(Dataset Opens)
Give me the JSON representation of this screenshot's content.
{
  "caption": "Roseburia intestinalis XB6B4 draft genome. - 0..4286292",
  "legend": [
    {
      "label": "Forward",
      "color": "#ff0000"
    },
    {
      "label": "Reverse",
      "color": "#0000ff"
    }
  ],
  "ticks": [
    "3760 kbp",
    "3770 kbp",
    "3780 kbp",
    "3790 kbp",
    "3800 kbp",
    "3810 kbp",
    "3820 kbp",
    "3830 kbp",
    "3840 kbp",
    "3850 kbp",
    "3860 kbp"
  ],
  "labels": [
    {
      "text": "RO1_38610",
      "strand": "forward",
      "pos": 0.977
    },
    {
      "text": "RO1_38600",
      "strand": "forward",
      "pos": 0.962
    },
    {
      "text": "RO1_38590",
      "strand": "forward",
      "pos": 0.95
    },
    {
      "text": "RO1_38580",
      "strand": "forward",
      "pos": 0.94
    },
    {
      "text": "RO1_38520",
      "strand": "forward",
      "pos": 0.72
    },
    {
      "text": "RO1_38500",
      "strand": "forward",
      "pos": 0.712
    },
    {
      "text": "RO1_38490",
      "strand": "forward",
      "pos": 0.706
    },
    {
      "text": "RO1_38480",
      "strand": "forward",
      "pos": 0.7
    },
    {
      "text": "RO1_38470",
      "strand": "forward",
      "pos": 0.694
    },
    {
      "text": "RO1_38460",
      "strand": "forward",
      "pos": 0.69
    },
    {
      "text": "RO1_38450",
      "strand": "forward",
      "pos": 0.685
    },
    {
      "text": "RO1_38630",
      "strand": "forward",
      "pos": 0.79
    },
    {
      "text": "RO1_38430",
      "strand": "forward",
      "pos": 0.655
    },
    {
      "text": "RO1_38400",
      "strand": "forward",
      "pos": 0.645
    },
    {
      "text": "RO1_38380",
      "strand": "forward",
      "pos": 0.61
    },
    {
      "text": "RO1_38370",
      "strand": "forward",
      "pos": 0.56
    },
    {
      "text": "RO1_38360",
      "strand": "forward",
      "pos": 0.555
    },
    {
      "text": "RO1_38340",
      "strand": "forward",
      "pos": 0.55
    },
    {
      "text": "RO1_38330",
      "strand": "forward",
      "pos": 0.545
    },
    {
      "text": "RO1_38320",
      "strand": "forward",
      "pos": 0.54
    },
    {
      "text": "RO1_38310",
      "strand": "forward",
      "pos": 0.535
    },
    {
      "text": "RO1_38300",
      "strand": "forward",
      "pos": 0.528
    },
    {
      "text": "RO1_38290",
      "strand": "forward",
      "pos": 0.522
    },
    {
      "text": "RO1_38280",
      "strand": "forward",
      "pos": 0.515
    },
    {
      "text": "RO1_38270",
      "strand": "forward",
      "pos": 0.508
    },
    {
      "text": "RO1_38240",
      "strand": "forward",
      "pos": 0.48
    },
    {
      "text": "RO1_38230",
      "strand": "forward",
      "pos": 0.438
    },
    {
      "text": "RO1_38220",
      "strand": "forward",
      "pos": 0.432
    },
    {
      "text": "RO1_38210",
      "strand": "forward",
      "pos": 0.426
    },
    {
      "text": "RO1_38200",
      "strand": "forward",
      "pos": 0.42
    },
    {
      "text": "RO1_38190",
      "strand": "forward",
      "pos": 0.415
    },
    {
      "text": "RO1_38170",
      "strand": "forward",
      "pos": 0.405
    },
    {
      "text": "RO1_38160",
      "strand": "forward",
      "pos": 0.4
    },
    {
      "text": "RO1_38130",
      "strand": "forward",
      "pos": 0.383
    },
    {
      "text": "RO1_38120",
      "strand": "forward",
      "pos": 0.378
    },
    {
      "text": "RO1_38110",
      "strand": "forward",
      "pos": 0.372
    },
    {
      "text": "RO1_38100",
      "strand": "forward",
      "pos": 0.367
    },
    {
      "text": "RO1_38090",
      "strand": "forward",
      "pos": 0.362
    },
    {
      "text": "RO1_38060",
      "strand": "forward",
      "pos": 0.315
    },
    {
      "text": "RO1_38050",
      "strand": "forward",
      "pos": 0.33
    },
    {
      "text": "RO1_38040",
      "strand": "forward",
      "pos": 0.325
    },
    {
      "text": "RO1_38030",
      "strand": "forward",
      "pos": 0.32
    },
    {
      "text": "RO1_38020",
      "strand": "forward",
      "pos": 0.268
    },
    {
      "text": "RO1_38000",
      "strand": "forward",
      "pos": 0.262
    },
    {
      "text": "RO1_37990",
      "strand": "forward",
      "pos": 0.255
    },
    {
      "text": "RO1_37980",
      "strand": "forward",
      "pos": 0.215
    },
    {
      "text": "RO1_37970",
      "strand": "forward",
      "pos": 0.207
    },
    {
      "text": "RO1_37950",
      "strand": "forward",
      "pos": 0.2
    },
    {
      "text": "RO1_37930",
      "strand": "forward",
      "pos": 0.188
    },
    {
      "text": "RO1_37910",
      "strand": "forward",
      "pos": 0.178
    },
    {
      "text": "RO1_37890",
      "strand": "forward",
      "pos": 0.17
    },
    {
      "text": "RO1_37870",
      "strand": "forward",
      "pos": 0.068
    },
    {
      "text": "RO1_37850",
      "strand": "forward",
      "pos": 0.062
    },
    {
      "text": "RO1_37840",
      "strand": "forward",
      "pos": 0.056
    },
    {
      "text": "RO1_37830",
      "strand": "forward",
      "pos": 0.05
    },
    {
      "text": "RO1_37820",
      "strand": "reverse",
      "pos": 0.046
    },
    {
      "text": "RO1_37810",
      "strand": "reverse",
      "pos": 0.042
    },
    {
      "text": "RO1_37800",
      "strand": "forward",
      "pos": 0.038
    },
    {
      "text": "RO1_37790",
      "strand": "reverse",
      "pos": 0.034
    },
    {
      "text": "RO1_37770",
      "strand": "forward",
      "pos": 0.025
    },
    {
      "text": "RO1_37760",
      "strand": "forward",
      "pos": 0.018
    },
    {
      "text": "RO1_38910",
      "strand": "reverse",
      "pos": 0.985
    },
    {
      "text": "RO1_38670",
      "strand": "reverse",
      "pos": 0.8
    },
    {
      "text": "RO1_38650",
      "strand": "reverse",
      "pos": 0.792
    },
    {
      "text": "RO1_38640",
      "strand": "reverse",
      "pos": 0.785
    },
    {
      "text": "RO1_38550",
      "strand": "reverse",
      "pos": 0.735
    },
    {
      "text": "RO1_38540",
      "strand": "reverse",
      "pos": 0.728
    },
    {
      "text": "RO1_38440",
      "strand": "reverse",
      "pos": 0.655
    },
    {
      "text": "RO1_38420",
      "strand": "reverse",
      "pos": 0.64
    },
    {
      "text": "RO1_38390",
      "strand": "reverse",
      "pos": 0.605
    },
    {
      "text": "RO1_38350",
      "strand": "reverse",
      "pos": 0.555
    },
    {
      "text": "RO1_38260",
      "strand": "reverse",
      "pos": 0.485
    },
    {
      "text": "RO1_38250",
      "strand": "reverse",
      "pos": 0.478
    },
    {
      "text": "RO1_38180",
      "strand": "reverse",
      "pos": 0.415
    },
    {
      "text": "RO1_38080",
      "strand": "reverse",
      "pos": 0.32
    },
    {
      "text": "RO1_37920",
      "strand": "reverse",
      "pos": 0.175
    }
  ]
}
(Dataset Closes)
Repeat each line of the data exactly as it appears above.

■ Expected answer
Give me the JSON representation of this screenshot's content.
{
  "caption": "Roseburia intestinalis XB6B4 draft genome. - 0..4286292",
  "legend": [
    {
      "label": "Forward",
      "color": "#ff0000"
    },
    {
      "label": "Reverse",
      "color": "#0000ff"
    }
  ],
  "ticks": [
    "3760 kbp",
    "3770 kbp",
    "3780 kbp",
    "3790 kbp",
    "3800 kbp",
    "3810 kbp",
    "3820 kbp",
    "3830 kbp",
    "3840 kbp",
    "3850 kbp",
    "3860 kbp"
  ],
  "labels": [
    {
      "text": "RO1_38610",
      "strand": "forward",
      "pos": 0.977
    },
    {
      "text": "RO1_38600",
      "strand": "forward",
      "pos": 0.962
    },
    {
      "text": "RO1_38590",
      "strand": "forward",
      "pos": 0.95
    },
    {
      "text": "RO1_38580",
      "strand": "forward",
      "pos": 0.94
    },
    {
      "text": "RO1_38520",
      "strand": "forward",
      "pos": 0.72
    },
    {
      "text": "RO1_38500",
      "strand": "forward",
      "pos": 0.712
    },
    {
      "text": "RO1_38490",
      "strand": "forward",
      "pos": 0.706
    },
    {
      "text": "RO1_38480",
      "strand": "forward",
      "pos": 0.7
    },
    {
      "text": "RO1_38470",
      "strand": "forward",
      "pos": 0.694
    },
    {
      "text": "RO1_38460",
      "strand": "forward",
      "pos": 0.69
    },
    {
      "text": "RO1_38450",
      "strand": "forward",
      "pos": 0.685
    },
    {
      "text": "RO1_38630",
      "strand": "forward",
      "pos": 0.79
    },
    {
      "text": "RO1_38430",
      "strand": "forward",
      "pos": 0.655
    },
    {
      "text": "RO1_38400",
      "strand": "forward",
      "pos": 0.645
    },
    {
      "text": "RO1_38380",
      "strand": "forward",
      "pos": 0.61
    },
    {
      "text": "RO1_38370",
      "strand": "forward",
      "pos": 0.56
    },
    {
      "text": "RO1_38360",
      "strand": "forward",
      "pos": 0.555
    },
    {
      "text": "RO1_38340",
      "strand": "forward",
      "pos": 0.55
    },
    {
      "text": "RO1_38330",
      "strand": "forward",
      "pos": 0.545
    },
    {
      "text": "RO1_38320",
      "strand": "forward",
      "pos": 0.54
    },
    {
      "text": "RO1_38310",
      "strand": "forward",
      "pos": 0.535
    },
    {
      "text": "RO1_38300",
      "strand": "forward",
      "pos": 0.528
    },
    {
      "text": "RO1_38290",
      "strand": "forward",
      "pos": 0.522
    },
    {
      "text": "RO1_38280",
      "strand": "forward",
      "pos": 0.515
    },
    {
      "text": "RO1_38270",
      "strand": "forward",
      "pos": 0.508
    },
    {
      "text": "RO1_38240",
      "strand": "forward",
      "pos": 0.48
    },
    {
      "text": "RO1_38230",
      "strand": "forward",
      "pos": 0.438
    },
    {
      "text": "RO1_38220",
      "strand": "forward",
      "pos": 0.432
    },
    {
      "text": "RO1_38210",
      "strand": "forward",
      "pos": 0.426
    },
    {
      "text": "RO1_38200",
      "strand": "forward",
      "pos": 0.42
    },
    {
      "text": "RO1_38190",
      "strand": "forward",
      "pos": 0.415
    },
    {
      "text": "RO1_38170",
      "strand": "forward",
      "pos": 0.405
    },
    {
      "text": "RO1_38160",
      "strand": "forward",
      "pos": 0.4
    },
    {
      "text": "RO1_38130",
      "strand": "forward",
      "pos": 0.383
    },
    {
      "text": "RO1_38120",
      "strand": "forward",
      "pos": 0.378
    },
    {
      "text": "RO1_38110",
      "strand": "forward",
      "pos": 0.372
    },
    {
      "text": "RO1_38100",
      "strand": "forward",
      "pos": 0.367
    },
    {
      "text": "RO1_38090",
      "strand": "forward",
      "pos": 0.362
    },
    {
      "text": "RO1_38060",
      "strand": "forward",
      "pos": 0.315
    },
    {
      "text": "RO1_38050",
      "strand": "forward",
      "pos": 0.33
    },
    {
      "text": "RO1_38040",
      "strand": "forward",
      "pos": 0.325
    },
    {
      "text": "RO1_38030",
      "strand": "forward",
      "pos": 0.32
    },
    {
      "text": "RO1_38020",
      "strand": "forward",
      "pos": 0.268
    },
    {
      "text": "RO1_38000",
      "strand": "forward",
      "pos": 0.262
    },
    {
      "text": "RO1_37990",
      "strand": "forward",
      "pos": 0.255
    },
    {
      "text": "RO1_37980",
      "strand": "forward",
      "pos": 0.215
    },
    {
      "text": "RO1_37970",
      "strand": "forward",
      "pos": 0.207
    },
    {
      "text": "RO1_37950",
      "strand": "forward",
      "pos": 0.2
    },
    {
      "text": "RO1_37930",
      "strand": "forward",
      "pos": 0.188
    },
    {
      "text": "RO1_37910",
      "strand": "forward",
      "pos": 0.178
    },
    {
      "text": "RO1_37890",
      "strand": "forward",
      "pos": 0.17
    },
    {
      "text": "RO1_37870",
      "strand": "forward",
      "pos": 0.068
    },
    {
      "text": "RO1_37850",
      "strand": "forward",
      "pos": 0.062
    },
    {
      "text": "RO1_37840",
      "strand": "forward",
      "pos": 0.056
    },
    {
      "text": "RO1_37830",
      "strand": "forward",
      "pos": 0.05
    },
    {
      "text": "RO1_37820",
      "strand": "reverse",
      "pos": 0.046
    },
    {
      "text": "RO1_37810",
      "strand": "reverse",
      "pos": 0.042
    },
    {
      "text": "RO1_37800",
      "strand": "forward",
      "pos": 0.038
    },
    {
      "text": "RO1_37790",
      "strand": "reverse",
      "pos": 0.034
    },
    {
      "text": "RO1_37770",
      "strand": "forward",
      "pos": 0.025
    },
    {
      "text": "RO1_37760",
      "strand": "forward",
      "pos": 0.018
    },
    {
      "text": "RO1_38910",
      "strand": "reverse",
      "pos": 0.985
    },
    {
      "text": "RO1_38670",
      "strand": "reverse",
      "pos": 0.8
    },
    {
      "text": "RO1_38650",
      "strand": "reverse",
      "pos": 0.792
    },
    {
      "text": "RO1_38640",
      "strand": "reverse",
      "pos": 0.785
    },
    {
      "text": "RO1_38550",
      "strand": "reverse",
      "pos": 0.735
    },
    {
      "text": "RO1_38540",
      "strand": "reverse",
      "pos": 0.728
    },
    {
      "text": "RO1_38440",
      "strand": "reverse",
      "pos": 0.655
    },
    {
      "text": "RO1_38420",
      "strand": "reverse",
      "pos": 0.64
    },
    {
      "text": "RO1_38390",
      "strand": "reverse",
      "pos": 0.605
    },
    {
      "text": "RO1_38350",
      "strand": "reverse",
      "pos": 0.555
    },
    {
      "text": "RO1_38260",
      "strand": "reverse",
      "pos": 0.485
    },
    {
      "text": "RO1_38250",
      "strand": "reverse",
      "pos": 0.478
    },
    {
      "text": "RO1_38180",
      "strand": "reverse",
      "pos": 0.415
    },
    {
      "text": "RO1_38080",
      "strand": "reverse",
      "pos": 0.32
    },
    {
      "text": "RO1_37920",
      "strand": "reverse",
      "pos": 0.175
    }
  ]
}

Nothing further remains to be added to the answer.